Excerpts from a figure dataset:
——————————

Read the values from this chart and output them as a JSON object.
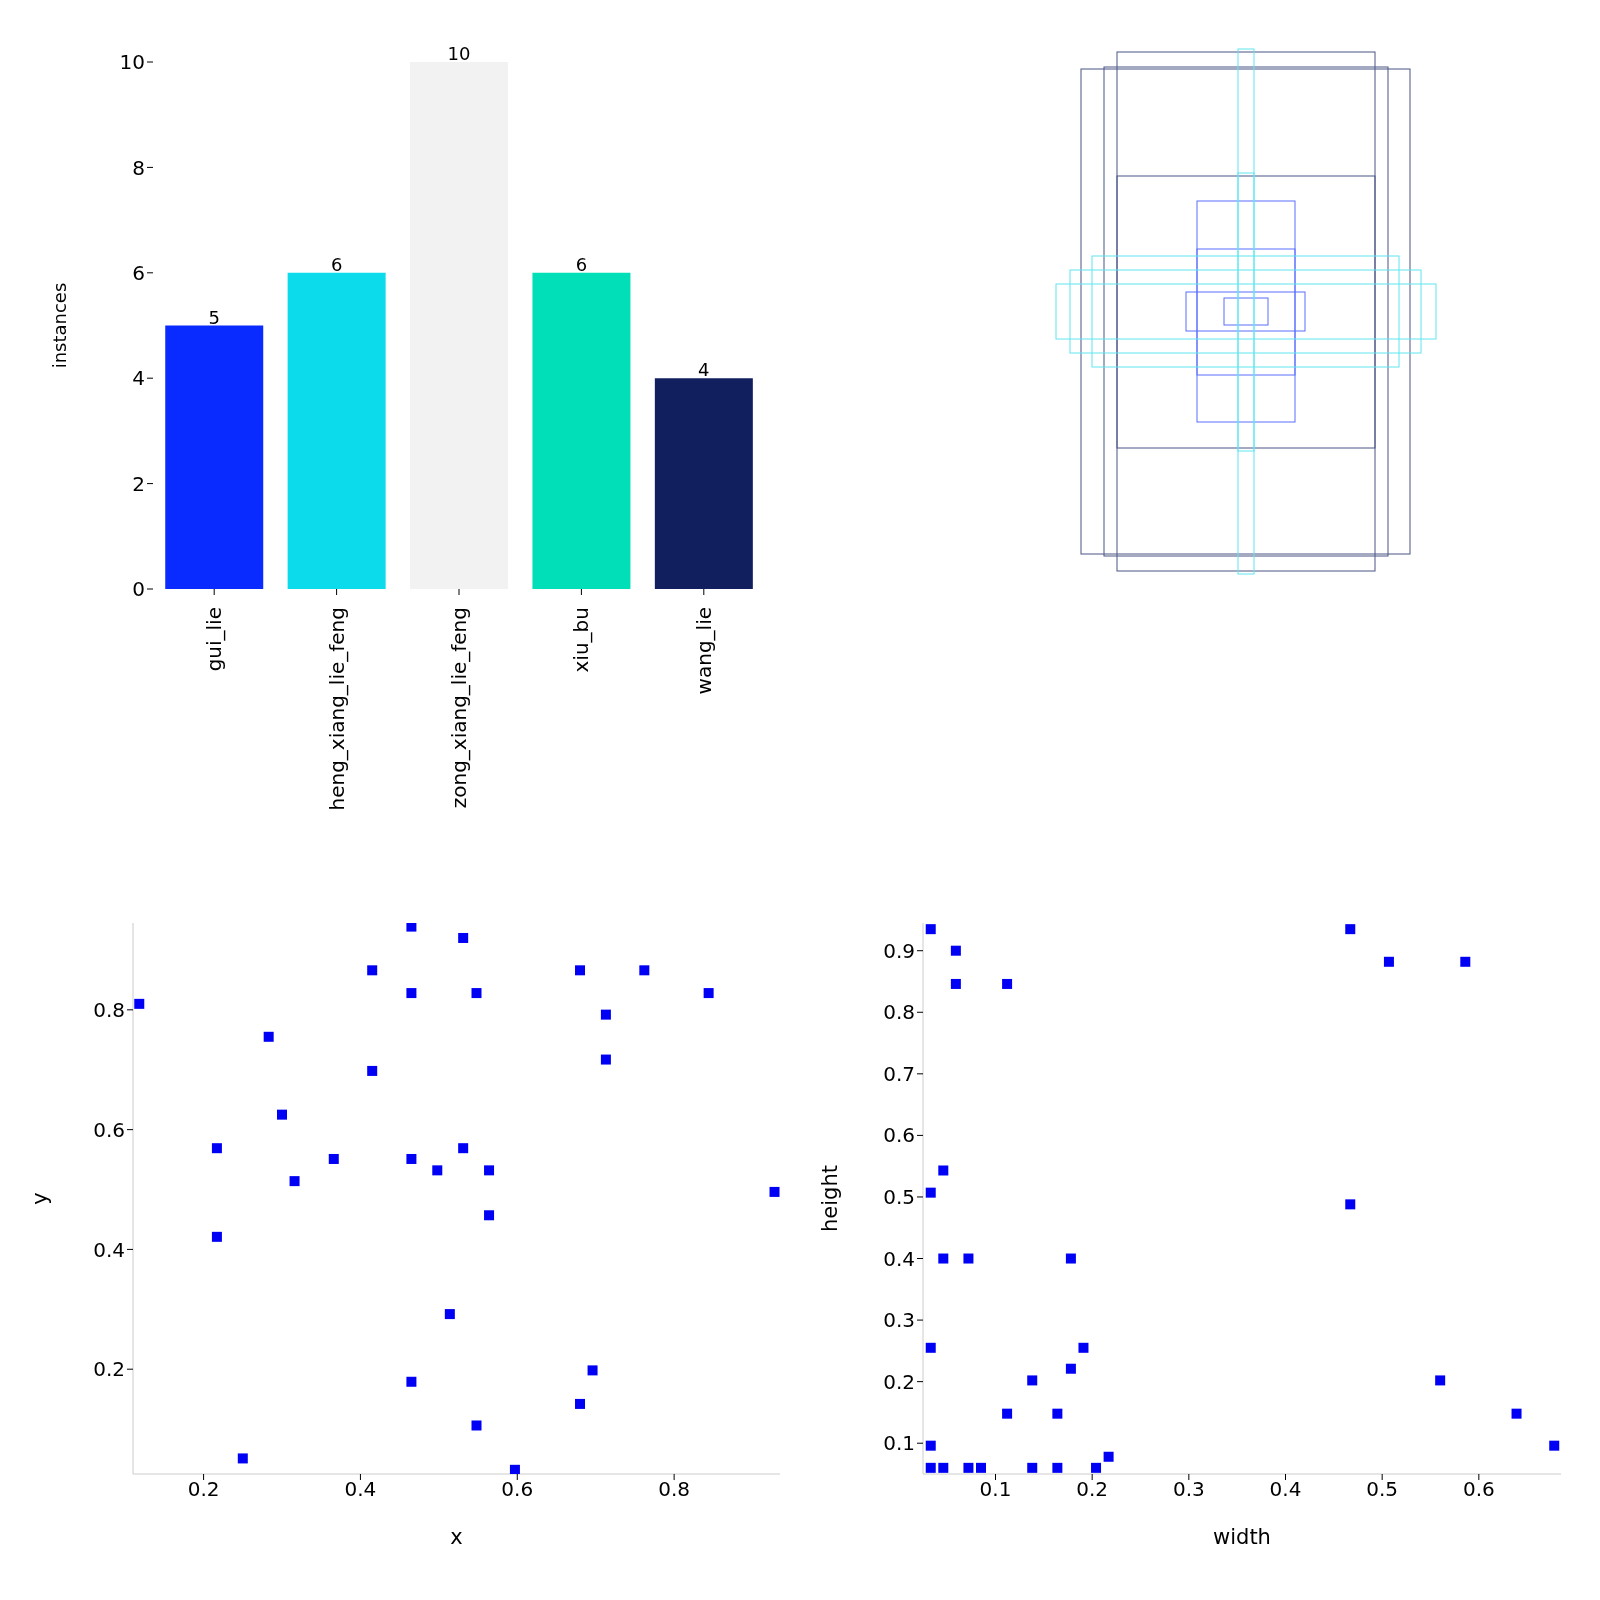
{
  "chart_data": [
    {
      "type": "bar",
      "categories": [
        "gui_lie",
        "heng_xiang_lie_feng",
        "zong_xiang_lie_feng",
        "xiu_bu",
        "wang_lie"
      ],
      "values": [
        5,
        6,
        10,
        6,
        4
      ],
      "colors": [
        "#0a2bff",
        "#0bdbeb",
        "#f2f2f2",
        "#00dfb7",
        "#111f5e"
      ],
      "ylabel": "instances",
      "ylim": [
        0,
        10
      ],
      "yticks": [
        0,
        2,
        4,
        6,
        8,
        10
      ],
      "data_labels": true,
      "grid": false
    },
    {
      "type": "scatter",
      "xlabel": "x",
      "ylabel": "y",
      "color": "#0000f5",
      "marker": "square",
      "xlim": [
        0.11,
        0.935
      ],
      "ylim": [
        0.025,
        0.945
      ],
      "xticks": [
        0.2,
        0.4,
        0.6,
        0.8
      ],
      "yticks": [
        0.2,
        0.4,
        0.6,
        0.8
      ],
      "grid": false,
      "x": [
        0.118,
        0.465,
        0.531,
        0.415,
        0.465,
        0.548,
        0.68,
        0.762,
        0.844,
        0.713,
        0.713,
        0.283,
        0.415,
        0.3,
        0.217,
        0.366,
        0.465,
        0.531,
        0.498,
        0.564,
        0.316,
        0.564,
        0.928,
        0.217,
        0.514,
        0.465,
        0.696,
        0.68,
        0.548,
        0.25,
        0.597
      ],
      "values": [
        0.81,
        0.939,
        0.92,
        0.866,
        0.828,
        0.828,
        0.866,
        0.866,
        0.828,
        0.792,
        0.717,
        0.755,
        0.698,
        0.625,
        0.569,
        0.551,
        0.551,
        0.569,
        0.532,
        0.532,
        0.514,
        0.457,
        0.496,
        0.421,
        0.292,
        0.179,
        0.198,
        0.142,
        0.106,
        0.051,
        0.032
      ]
    },
    {
      "type": "scatter",
      "xlabel": "width",
      "ylabel": "height",
      "color": "#0000f5",
      "marker": "square",
      "xlim": [
        0.025,
        0.685
      ],
      "ylim": [
        0.05,
        0.945
      ],
      "xticks": [
        0.1,
        0.2,
        0.3,
        0.4,
        0.5,
        0.6
      ],
      "yticks": [
        0.1,
        0.2,
        0.3,
        0.4,
        0.5,
        0.6,
        0.7,
        0.8,
        0.9
      ],
      "grid": false,
      "x": [
        0.033,
        0.059,
        0.059,
        0.112,
        0.467,
        0.507,
        0.586,
        0.046,
        0.033,
        0.467,
        0.046,
        0.072,
        0.178,
        0.033,
        0.191,
        0.178,
        0.138,
        0.56,
        0.112,
        0.164,
        0.639,
        0.033,
        0.678,
        0.033,
        0.046,
        0.072,
        0.085,
        0.138,
        0.164,
        0.204,
        0.217
      ],
      "values": [
        0.935,
        0.9,
        0.846,
        0.846,
        0.935,
        0.882,
        0.882,
        0.543,
        0.507,
        0.488,
        0.4,
        0.4,
        0.4,
        0.255,
        0.255,
        0.221,
        0.202,
        0.202,
        0.148,
        0.148,
        0.148,
        0.096,
        0.096,
        0.06,
        0.06,
        0.06,
        0.06,
        0.06,
        0.06,
        0.06,
        0.078
      ]
    }
  ]
}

——————————

Output all of the data exactly as it stands, minus any images.

*Reply*.
Read the values from this chart and output them as a JSON object.
{
  "chart_data": [
    {
      "type": "bar",
      "categories": [
        "gui_lie",
        "heng_xiang_lie_feng",
        "zong_xiang_lie_feng",
        "xiu_bu",
        "wang_lie"
      ],
      "values": [
        5,
        6,
        10,
        6,
        4
      ],
      "colors": [
        "#0a2bff",
        "#0bdbeb",
        "#f2f2f2",
        "#00dfb7",
        "#111f5e"
      ],
      "ylabel": "instances",
      "ylim": [
        0,
        10
      ],
      "yticks": [
        0,
        2,
        4,
        6,
        8,
        10
      ],
      "data_labels": true,
      "grid": false
    },
    {
      "type": "scatter",
      "xlabel": "x",
      "ylabel": "y",
      "color": "#0000f5",
      "marker": "square",
      "xlim": [
        0.11,
        0.935
      ],
      "ylim": [
        0.025,
        0.945
      ],
      "xticks": [
        0.2,
        0.4,
        0.6,
        0.8
      ],
      "yticks": [
        0.2,
        0.4,
        0.6,
        0.8
      ],
      "grid": false,
      "x": [
        0.118,
        0.465,
        0.531,
        0.415,
        0.465,
        0.548,
        0.68,
        0.762,
        0.844,
        0.713,
        0.713,
        0.283,
        0.415,
        0.3,
        0.217,
        0.366,
        0.465,
        0.531,
        0.498,
        0.564,
        0.316,
        0.564,
        0.928,
        0.217,
        0.514,
        0.465,
        0.696,
        0.68,
        0.548,
        0.25,
        0.597
      ],
      "values": [
        0.81,
        0.939,
        0.92,
        0.866,
        0.828,
        0.828,
        0.866,
        0.866,
        0.828,
        0.792,
        0.717,
        0.755,
        0.698,
        0.625,
        0.569,
        0.551,
        0.551,
        0.569,
        0.532,
        0.532,
        0.514,
        0.457,
        0.496,
        0.421,
        0.292,
        0.179,
        0.198,
        0.142,
        0.106,
        0.051,
        0.032
      ]
    },
    {
      "type": "scatter",
      "xlabel": "width",
      "ylabel": "height",
      "color": "#0000f5",
      "marker": "square",
      "xlim": [
        0.025,
        0.685
      ],
      "ylim": [
        0.05,
        0.945
      ],
      "xticks": [
        0.1,
        0.2,
        0.3,
        0.4,
        0.5,
        0.6
      ],
      "yticks": [
        0.1,
        0.2,
        0.3,
        0.4,
        0.5,
        0.6,
        0.7,
        0.8,
        0.9
      ],
      "grid": false,
      "x": [
        0.033,
        0.059,
        0.059,
        0.112,
        0.467,
        0.507,
        0.586,
        0.046,
        0.033,
        0.467,
        0.046,
        0.072,
        0.178,
        0.033,
        0.191,
        0.178,
        0.138,
        0.56,
        0.112,
        0.164,
        0.639,
        0.033,
        0.678,
        0.033,
        0.046,
        0.072,
        0.085,
        0.138,
        0.164,
        0.204,
        0.217
      ],
      "values": [
        0.935,
        0.9,
        0.846,
        0.846,
        0.935,
        0.882,
        0.882,
        0.543,
        0.507,
        0.488,
        0.4,
        0.4,
        0.4,
        0.255,
        0.255,
        0.221,
        0.202,
        0.202,
        0.148,
        0.148,
        0.148,
        0.096,
        0.096,
        0.06,
        0.06,
        0.06,
        0.06,
        0.06,
        0.06,
        0.06,
        0.078
      ]
    }
  ]
}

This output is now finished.